## Exercise material
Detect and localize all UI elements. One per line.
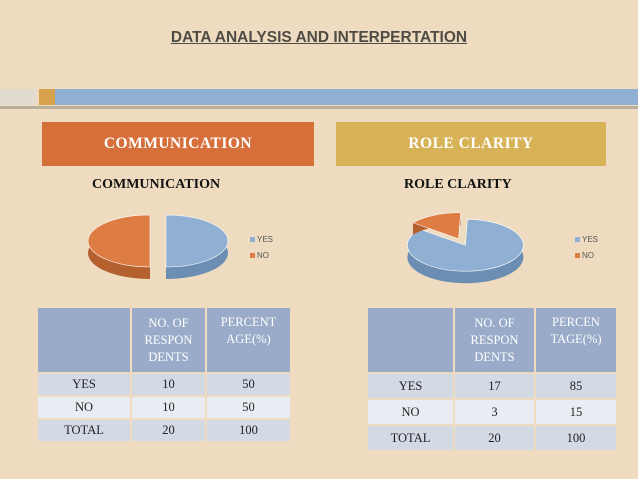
table-cell: 3 (455, 400, 534, 424)
table-header-row: NO. OF RESPON DENTS PERCENT AGE(%) (38, 308, 290, 372)
legend-swatch-no (250, 252, 255, 258)
role-clarity-legend: YES NO (575, 231, 598, 263)
communication-chart-title: COMMUNICATION (92, 177, 221, 192)
role-clarity-header: ROLE CLARITY (336, 122, 606, 166)
table-header-cell-empty (368, 308, 453, 372)
table-row: TOTAL 20 100 (368, 426, 616, 450)
table-cell: 20 (132, 420, 205, 441)
communication-table: NO. OF RESPON DENTS PERCENT AGE(%) YES 1… (36, 306, 292, 443)
table-header-row: NO. OF RESPON DENTS PERCEN TAGE(%) (368, 308, 616, 372)
table-cell: 50 (207, 397, 290, 418)
header-line: AGE(%) (226, 332, 271, 346)
decorative-band-square (39, 89, 55, 105)
header-line: PERCEN (552, 315, 600, 329)
table-cell: 50 (207, 374, 290, 395)
header-line: TAGE(%) (550, 332, 602, 346)
table-header-cell-percentage: PERCENT AGE(%) (207, 308, 290, 372)
communication-legend: YES NO (250, 231, 273, 263)
pie-slice-no (87, 214, 151, 268)
table-cell: 10 (132, 397, 205, 418)
table-cell: YES (38, 374, 130, 395)
header-line: RESPON (470, 332, 519, 347)
table-cell: 17 (455, 374, 534, 398)
table-cell: NO (38, 397, 130, 418)
decorative-band-left (0, 89, 36, 105)
legend-swatch-yes (250, 236, 255, 242)
table-header-cell-respondents: NO. OF RESPON DENTS (132, 308, 205, 372)
table-cell: 20 (455, 426, 534, 450)
table-cell: TOTAL (38, 420, 130, 441)
legend-swatch-no (575, 252, 580, 258)
header-line: DENTS (474, 349, 515, 364)
header-line: DENTS (148, 349, 189, 364)
header-line: RESPON (144, 332, 193, 347)
role-clarity-pie-chart (407, 212, 524, 284)
role-clarity-table: NO. OF RESPON DENTS PERCEN TAGE(%) YES 1… (366, 306, 618, 452)
communication-pie-chart (87, 214, 229, 279)
decorative-band-right (40, 89, 638, 105)
table-cell: TOTAL (368, 426, 453, 450)
header-line: NO. OF (474, 315, 515, 330)
role-clarity-chart-title: ROLE CLARITY (404, 177, 512, 192)
communication-header: COMMUNICATION (42, 122, 314, 166)
table-cell: 15 (536, 400, 616, 424)
legend-swatch-yes (575, 236, 580, 242)
legend-item-no: NO (250, 247, 273, 263)
table-row: NO 3 15 (368, 400, 616, 424)
legend-label-no: NO (582, 250, 594, 260)
page-title: DATA ANALYSIS AND INTERPERTATION (170, 29, 468, 46)
legend-label-no: NO (257, 250, 269, 260)
table-row: TOTAL 20 100 (38, 420, 290, 441)
table-row: YES 10 50 (38, 374, 290, 395)
table-row: NO 10 50 (38, 397, 290, 418)
table-cell: 85 (536, 374, 616, 398)
table-cell: YES (368, 374, 453, 398)
header-line: PERCENT (220, 315, 277, 329)
legend-item-no: NO (575, 247, 598, 263)
table-row: YES 17 85 (368, 374, 616, 398)
table-cell: NO (368, 400, 453, 424)
pie-slice-yes (165, 214, 229, 268)
header-line: NO. OF (148, 315, 189, 330)
legend-label-yes: YES (257, 234, 274, 244)
table-header-cell-respondents: NO. OF RESPON DENTS (455, 308, 534, 372)
decorative-band-line (0, 106, 638, 109)
table-header-cell-percentage: PERCEN TAGE(%) (536, 308, 616, 372)
legend-item-yes: YES (250, 231, 273, 247)
table-cell: 10 (132, 374, 205, 395)
pie-slice-yes (407, 218, 524, 272)
table-cell: 100 (207, 420, 290, 441)
table-cell: 100 (536, 426, 616, 450)
pie-slice-no (412, 212, 461, 240)
table-header-cell-empty (38, 308, 130, 372)
legend-item-yes: YES (575, 231, 598, 247)
legend-label-yes: YES (582, 234, 599, 244)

## Required task
Please copy out every line of the material above word for word, leaving out the picture.

## Written response
Detect and localize all UI elements. One per line.
table-cell: 3 (455, 400, 534, 424)
table-header-row: NO. OF RESPON DENTS PERCENT AGE(%) (38, 308, 290, 372)
legend-swatch-no (250, 252, 255, 258)
role-clarity-legend: YES NO (575, 231, 598, 263)
communication-chart-title: COMMUNICATION (92, 177, 221, 192)
role-clarity-header: ROLE CLARITY (336, 122, 606, 166)
table-header-cell-empty (368, 308, 453, 372)
table-row: TOTAL 20 100 (368, 426, 616, 450)
table-cell: 20 (132, 420, 205, 441)
communication-table: NO. OF RESPON DENTS PERCENT AGE(%) YES 1… (36, 306, 292, 443)
table-header-row: NO. OF RESPON DENTS PERCEN TAGE(%) (368, 308, 616, 372)
table-cell: 50 (207, 397, 290, 418)
header-line: AGE(%) (226, 332, 271, 346)
decorative-band-square (39, 89, 55, 105)
header-line: PERCEN (552, 315, 600, 329)
table-cell: 50 (207, 374, 290, 395)
header-line: TAGE(%) (550, 332, 602, 346)
table-header-cell-percentage: PERCENT AGE(%) (207, 308, 290, 372)
communication-legend: YES NO (250, 231, 273, 263)
pie-slice-no (87, 214, 151, 268)
table-cell: 10 (132, 397, 205, 418)
table-cell: YES (38, 374, 130, 395)
header-line: RESPON (470, 332, 519, 347)
table-cell: 17 (455, 374, 534, 398)
table-cell: NO (38, 397, 130, 418)
decorative-band-left (0, 89, 36, 105)
legend-swatch-yes (250, 236, 255, 242)
table-header-cell-respondents: NO. OF RESPON DENTS (132, 308, 205, 372)
table-cell: 20 (455, 426, 534, 450)
table-cell: TOTAL (38, 420, 130, 441)
legend-swatch-no (575, 252, 580, 258)
header-line: DENTS (474, 349, 515, 364)
header-line: DENTS (148, 349, 189, 364)
header-line: RESPON (144, 332, 193, 347)
role-clarity-pie-chart (407, 212, 524, 284)
role-clarity-table: NO. OF RESPON DENTS PERCEN TAGE(%) YES 1… (366, 306, 618, 452)
communication-pie-chart (87, 214, 229, 279)
decorative-band-right (40, 89, 638, 105)
table-cell: TOTAL (368, 426, 453, 450)
header-line: NO. OF (474, 315, 515, 330)
role-clarity-chart-title: ROLE CLARITY (404, 177, 512, 192)
communication-header: COMMUNICATION (42, 122, 314, 166)
table-cell: 15 (536, 400, 616, 424)
legend-swatch-yes (575, 236, 580, 242)
legend-item-no: NO (250, 247, 273, 263)
table-row: NO 3 15 (368, 400, 616, 424)
legend-label-no: NO (582, 250, 594, 260)
page-title: DATA ANALYSIS AND INTERPERTATION (170, 29, 468, 46)
legend-label-no: NO (257, 250, 269, 260)
table-row: TOTAL 20 100 (38, 420, 290, 441)
table-row: YES 10 50 (38, 374, 290, 395)
table-row: NO 10 50 (38, 397, 290, 418)
table-cell: 85 (536, 374, 616, 398)
table-cell: YES (368, 374, 453, 398)
header-line: PERCENT (220, 315, 277, 329)
legend-item-no: NO (575, 247, 598, 263)
table-row: YES 17 85 (368, 374, 616, 398)
table-cell: NO (368, 400, 453, 424)
pie-slice-yes (165, 214, 229, 268)
header-line: NO. OF (148, 315, 189, 330)
legend-label-yes: YES (257, 234, 274, 244)
table-header-cell-respondents: NO. OF RESPON DENTS (455, 308, 534, 372)
decorative-band-line (0, 106, 638, 109)
table-header-cell-percentage: PERCEN TAGE(%) (536, 308, 616, 372)
legend-item-yes: YES (250, 231, 273, 247)
table-cell: 10 (132, 374, 205, 395)
pie-slice-yes (407, 218, 524, 272)
table-cell: 100 (207, 420, 290, 441)
table-cell: 100 (536, 426, 616, 450)
pie-slice-no (412, 212, 461, 240)
table-header-cell-empty (38, 308, 130, 372)
legend-item-yes: YES (575, 231, 598, 247)
legend-label-yes: YES (582, 234, 599, 244)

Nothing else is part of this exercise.